==== Task material
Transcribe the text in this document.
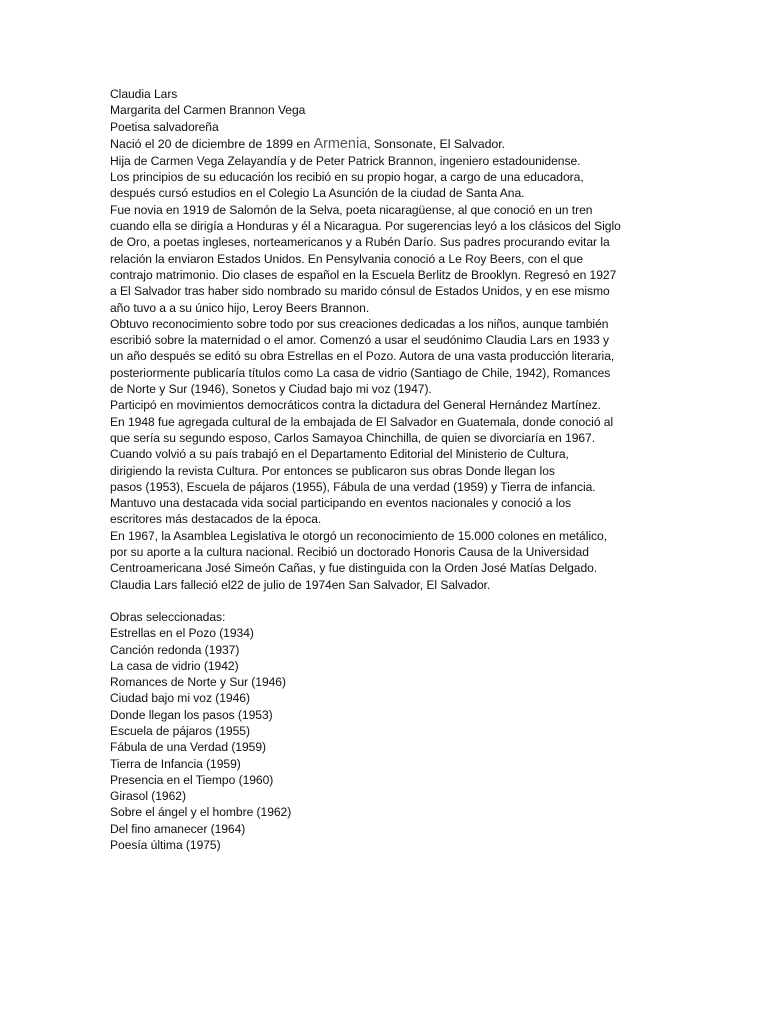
Claudia Lars
Margarita del Carmen Brannon Vega
Poetisa salvadoreña
Nació el 20 de diciembre de 1899 en Armenia, Sonsonate, El Salvador.
Hija de Carmen Vega Zelayandía y de Peter Patrick Brannon, ingeniero estadounidense.
Los principios de su educación los recibió en su propio hogar, a cargo de una educadora,
después cursó estudios en el Colegio La Asunción de la ciudad de Santa Ana.
Fue novia en 1919 de Salomón de la Selva, poeta nicaragüense, al que conoció en un tren
cuando ella se dirigía a Honduras y él a Nicaragua. Por sugerencias leyó a los clásicos del Siglo
de Oro, a poetas ingleses, norteamericanos y a Rubén Darío. Sus padres procurando evitar la
relación la enviaron Estados Unidos. En Pensylvania conoció a Le Roy Beers, con el que
contrajo matrimonio. Dio clases de español en la Escuela Berlitz de Brooklyn. Regresó en 1927
a El Salvador tras haber sido nombrado su marido cónsul de Estados Unidos, y en ese mismo
año tuvo a a su único hijo, Leroy Beers Brannon.
Obtuvo reconocimiento sobre todo por sus creaciones dedicadas a los niños, aunque también
escribió sobre la maternidad o el amor. Comenzó a usar el seudónimo Claudia Lars en 1933 y
un año después se editó su obra Estrellas en el Pozo. Autora de una vasta producción literaria,
posteriormente publicaría títulos como La casa de vidrio (Santiago de Chile, 1942), Romances
de Norte y Sur (1946), Sonetos y Ciudad bajo mi voz (1947).
Participó en movimientos democráticos contra la dictadura del General Hernández Martínez.
En 1948 fue agregada cultural de la embajada de El Salvador en Guatemala, donde conoció al
que sería su segundo esposo, Carlos Samayoa Chinchilla, de quien se divorciaría en 1967.
Cuando volvió a su país trabajó en el Departamento Editorial del Ministerio de Cultura,
dirigiendo la revista Cultura. Por entonces se publicaron sus obras Donde llegan los
pasos (1953), Escuela de pájaros (1955), Fábula de una verdad (1959) y Tierra de infancia.
Mantuvo una destacada vida social participando en eventos nacionales y conoció a los
escritores más destacados de la época.
En 1967, la Asamblea Legislativa le otorgó un reconocimiento de 15.000 colones en metálico,
por su aporte a la cultura nacional. Recibió un doctorado Honoris Causa de la Universidad
Centroamericana José Simeón Cañas, y fue distinguida con la Orden José Matías Delgado.
Claudia Lars falleció el22 de julio de 1974en San Salvador, El Salvador.
Obras seleccionadas:
Estrellas en el Pozo (1934)
Canción redonda (1937)
La casa de vidrio (1942)
Romances de Norte y Sur (1946)
Ciudad bajo mi voz (1946)
Donde llegan los pasos (1953)
Escuela de pájaros (1955)
Fábula de una Verdad (1959)
Tierra de Infancia (1959)
Presencia en el Tiempo (1960)
Girasol (1962)
Sobre el ángel y el hombre (1962)
Del fino amanecer (1964)
Poesía última (1975)
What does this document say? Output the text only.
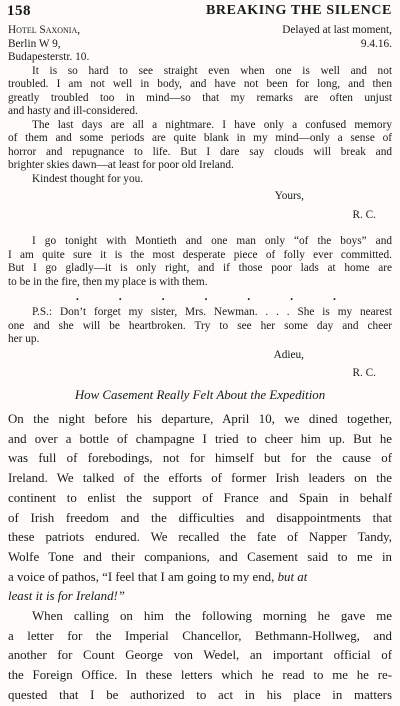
158	BREAKING THE SILENCE
Hotel Saxonia,
Berlin W 9,
Budapesterstr. 10.
Delayed at last moment,
9.4.16.
It is so hard to see straight even when one is well and not
troubled. I am not well in body, and have not been for long, and then
greatly troubled too in mind—so that my remarks are often unjust
and hasty and ill-considered.
The last days are all a nightmare. I have only a confused memory
of them and some periods are quite blank in my mind—only a sense of
horror and repugnance to life. But I dare say clouds will break and
brighter skies dawn—at least for poor old Ireland.
Kindest thought for you.
Yours,
R. C.
I go tonight with Montieth and one man only “of the boys” and
I am quite sure it is the most desperate piece of folly ever committed.
But I go gladly—it is only right, and if those poor lads at home are
to be in the fire, then my place is with them.
.	.	.	.	.	.	.
P.S.: Don’t forget my sister, Mrs. Newman. . . . She is my nearest
one and she will be heartbroken. Try to see her some day and cheer
her up.
Adieu,
R. C.
How Casement Really Felt About the Expedition
On the night before his departure, April 10, we dined together,
and over a bottle of champagne I tried to cheer him up. But he
was full of forebodings, not for himself but for the cause of
Ireland. We talked of the efforts of former Irish leaders on the
continent to enlist the support of France and Spain in behalf
of Irish freedom and the difficulties and disappointments that
these patriots endured. We recalled the fate of Napper Tandy,
Wolfe Tone and their companions, and Casement said to me in
a voice of pathos, “I feel that I am going to my end, but at
least it is for Ireland!”
When calling on him the following morning he gave me
a letter for the Imperial Chancellor, Bethmann-Hollweg, and
another for Count George von Wedel, an important official of
the Foreign Office. In these letters which he read to me he re-
quested that I be authorized to act in his place in matters
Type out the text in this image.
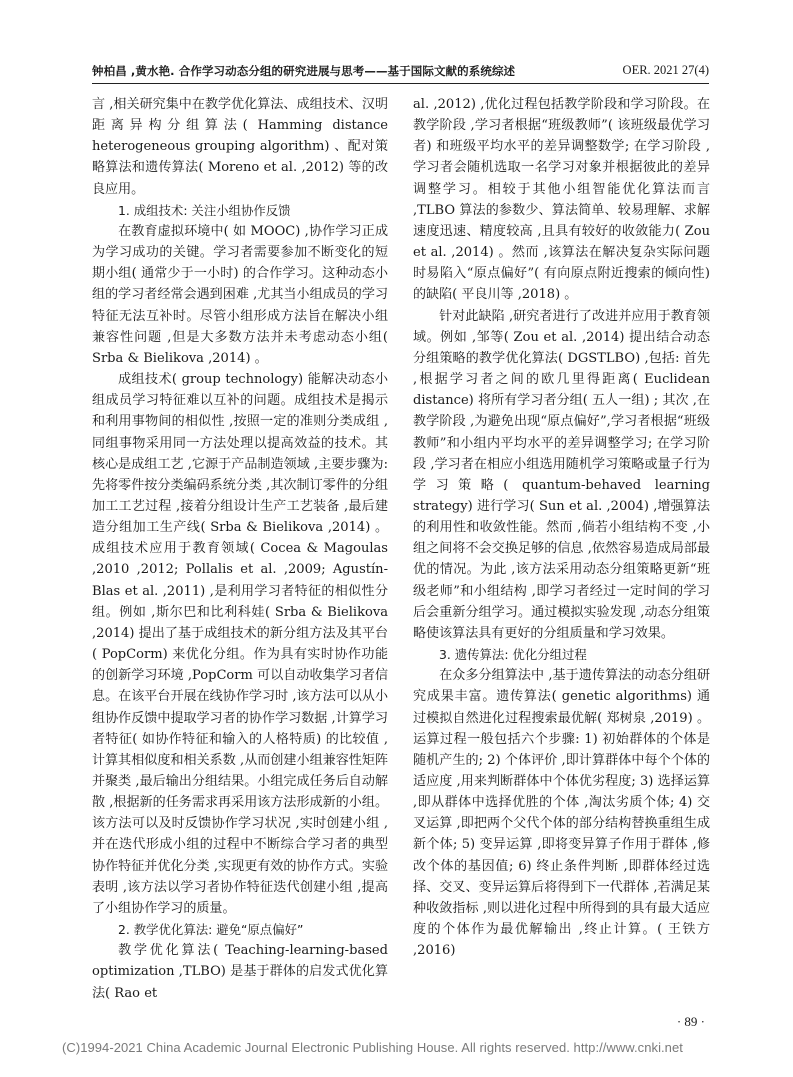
钟柏昌 ,黄水艳. 合作学习动态分组的研究进展与思考——基于国际文献的系统综述	OER. 2021 27(4)

言 ,相关研究集中在教学优化算法、成组技术、汉明距离异构分组算法( Hamming distance heterogeneous grouping algorithm) 、配对策略算法和遗传算法( Moreno et al. ,2012) 等的改良应用。

1. 成组技术: 关注小组协作反馈

在教育虚拟环境中( 如 MOOC) ,协作学习正成为学习成功的关键。学习者需要参加不断变化的短期小组( 通常少于一小时) 的合作学习。这种动态小组的学习者经常会遇到困难 ,尤其当小组成员的学习特征无法互补时。尽管小组形成方法旨在解决小组兼容性问题 ,但是大多数方法并未考虑动态小组( Srba & Bielikova ,2014) 。

成组技术( group technology) 能解决动态小组成员学习特征难以互补的问题。成组技术是揭示和利用事物间的相似性 ,按照一定的准则分类成组 ,同组事物采用同一方法处理以提高效益的技术。其核心是成组工艺 ,它源于产品制造领域 ,主要步骤为: 先将零件按分类编码系统分类 ,其次制订零件的分组加工工艺过程 ,接着分组设计生产工艺装备 ,最后建造分组加工生产线( Srba & Bielikova ,2014) 。成组技术应用于教育领域( Cocea & Magoulas ,2010 ,2012; Pollalis et al. ,2009; Agustín-Blas et al. ,2011) ,是利用学习者特征的相似性分组。例如 ,斯尔巴和比利科娃( Srba & Bielikova ,2014) 提出了基于成组技术的新分组方法及其平台( PopCorm) 来优化分组。作为具有实时协作功能的创新学习环境 ,PopCorm 可以自动收集学习者信息。在该平台开展在线协作学习时 ,该方法可以从小组协作反馈中提取学习者的协作学习数据 ,计算学习者特征( 如协作特征和输入的人格特质) 的比较值 ,计算其相似度和相关系数 ,从而创建小组兼容性矩阵并聚类 ,最后输出分组结果。小组完成任务后自动解散 ,根据新的任务需求再采用该方法形成新的小组。该方法可以及时反馈协作学习状况 ,实时创建小组 ,并在迭代形成小组的过程中不断综合学习者的典型协作特征并优化分类 ,实现更有效的协作方式。实验表明 ,该方法以学习者协作特征迭代创建小组 ,提高了小组协作学习的质量。

2. 教学优化算法: 避免“原点偏好”

教学优化算法( Teaching-learning-based optimization ,TLBO) 是基于群体的启发式优化算法( Rao et

al. ,2012) ,优化过程包括教学阶段和学习阶段。在教学阶段 ,学习者根据“班级教师”( 该班级最优学习者) 和班级平均水平的差异调整数学; 在学习阶段 ,学习者会随机选取一名学习对象并根据彼此的差异调整学习。相较于其他小组智能优化算法而言 ,TLBO 算法的参数少、算法简单、较易理解、求解速度迅速、精度较高 ,且具有较好的收敛能力( Zou et al. ,2014) 。然而 ,该算法在解决复杂实际问题时易陷入“原点偏好”( 有向原点附近搜索的倾向性) 的缺陷( 平良川等 ,2018) 。

针对此缺陷 ,研究者进行了改进并应用于教育领域。例如 ,邹等( Zou et al. ,2014) 提出结合动态分组策略的教学优化算法( DGSTLBO) ,包括: 首先 ,根据学习者之间的欧几里得距离( Euclidean distance) 将所有学习者分组( 五人一组) ; 其次 ,在教学阶段 ,为避免出现“原点偏好”,学习者根据“班级教师”和小组内平均水平的差异调整学习; 在学习阶段 ,学习者在相应小组选用随机学习策略或量子行为学习策略( quantum-behaved learning strategy) 进行学习( Sun et al. ,2004) ,增强算法的利用性和收敛性能。然而 ,倘若小组结构不变 ,小组之间将不会交换足够的信息 ,依然容易造成局部最优的情况。为此 ,该方法采用动态分组策略更新“班级老师”和小组结构 ,即学习者经过一定时间的学习后会重新分组学习。通过模拟实验发现 ,动态分组策略使该算法具有更好的分组质量和学习效果。

3. 遗传算法: 优化分组过程

在众多分组算法中 ,基于遗传算法的动态分组研究成果丰富。遗传算法( genetic algorithms) 通过模拟自然进化过程搜索最优解( 郑树泉 ,2019) 。运算过程一般包括六个步骤: 1) 初始群体的个体是随机产生的; 2) 个体评价 ,即计算群体中每个个体的适应度 ,用来判断群体中个体优劣程度; 3) 选择运算 ,即从群体中选择优胜的个体 ,淘汰劣质个体; 4) 交叉运算 ,即把两个父代个体的部分结构替换重组生成新个体; 5) 变异运算 ,即将变异算子作用于群体 ,修改个体的基因值; 6) 终止条件判断 ,即群体经过选择、交叉、变异运算后将得到下一代群体 ,若满足某种收敛指标 ,则以进化过程中所得到的具有最大适应度的个体作为最优解输出 ,终止计算。( 王铁方 ,2016)

· 89 ·
(C)1994-2021 China Academic Journal Electronic Publishing House. All rights reserved. http://www.cnki.net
========
> **Task prompt**: Copy each line in the data that holds the word "only".

> **Final result**:
What does this document say? Output the text only.
The last days are all a nightmare. I have only a confused memory
of them and some periods are quite blank in my mind—only a sense of
I go tonight with Montieth and one man only “of the boys” and
But I go gladly—it is only right, and if those poor lads at home are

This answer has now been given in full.